■ **Written exercise**:
The listing below should be written out exactly; please include all of it.

■ **Stored records**:
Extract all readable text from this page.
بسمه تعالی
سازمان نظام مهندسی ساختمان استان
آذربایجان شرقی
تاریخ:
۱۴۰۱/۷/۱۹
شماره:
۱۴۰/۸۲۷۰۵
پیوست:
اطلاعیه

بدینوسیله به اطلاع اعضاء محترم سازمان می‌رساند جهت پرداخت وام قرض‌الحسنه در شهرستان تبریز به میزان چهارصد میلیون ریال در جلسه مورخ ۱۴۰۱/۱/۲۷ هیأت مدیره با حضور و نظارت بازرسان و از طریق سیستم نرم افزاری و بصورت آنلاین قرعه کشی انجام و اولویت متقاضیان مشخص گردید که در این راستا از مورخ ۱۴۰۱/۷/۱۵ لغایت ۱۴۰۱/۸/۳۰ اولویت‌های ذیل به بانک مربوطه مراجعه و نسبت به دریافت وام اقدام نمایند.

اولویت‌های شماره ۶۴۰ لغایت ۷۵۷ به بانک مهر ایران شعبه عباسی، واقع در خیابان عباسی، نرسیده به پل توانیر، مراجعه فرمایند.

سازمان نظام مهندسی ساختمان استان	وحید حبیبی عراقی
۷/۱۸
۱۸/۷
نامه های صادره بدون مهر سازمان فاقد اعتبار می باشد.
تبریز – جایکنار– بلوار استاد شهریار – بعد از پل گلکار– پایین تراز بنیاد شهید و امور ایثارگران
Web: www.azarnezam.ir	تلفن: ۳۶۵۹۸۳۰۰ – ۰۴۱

■ **Task solution**:
Extract all readable text from this page.
بسمه تعالی
سازمان نظام مهندسی ساختمان استان
آذربایجان شرقی
تاریخ:
۱۴۰۱/۷/۱۹
شماره:
۱۴۰/۸۲۷۰۵
پیوست:
اطلاعیه

بدینوسیله به اطلاع اعضاء محترم سازمان می‌رساند جهت پرداخت وام قرض‌الحسنه در شهرستان تبریز به میزان چهارصد میلیون ریال در جلسه مورخ ۱۴۰۱/۱/۲۷ هیأت مدیره با حضور و نظارت بازرسان و از طریق سیستم نرم افزاری و بصورت آنلاین قرعه کشی انجام و اولویت متقاضیان مشخص گردید که در این راستا از مورخ ۱۴۰۱/۷/۱۵ لغایت ۱۴۰۱/۸/۳۰ اولویت‌های ذیل به بانک مربوطه مراجعه و نسبت به دریافت وام اقدام نمایند.

اولویت‌های شماره ۶۴۰ لغایت ۷۵۷ به بانک مهر ایران شعبه عباسی، واقع در خیابان عباسی، نرسیده به پل توانیر، مراجعه فرمایند.

سازمان نظام مهندسی ساختمان استان	وحید حبیبی عراقی
۷/۱۸
۱۸/۷
نامه های صادره بدون مهر سازمان فاقد اعتبار می باشد.
تبریز – جایکنار– بلوار استاد شهریار – بعد از پل گلکار– پایین تراز بنیاد شهید و امور ایثارگران
Web: www.azarnezam.ir	تلفن: ۳۶۵۹۸۳۰۰ – ۰۴۱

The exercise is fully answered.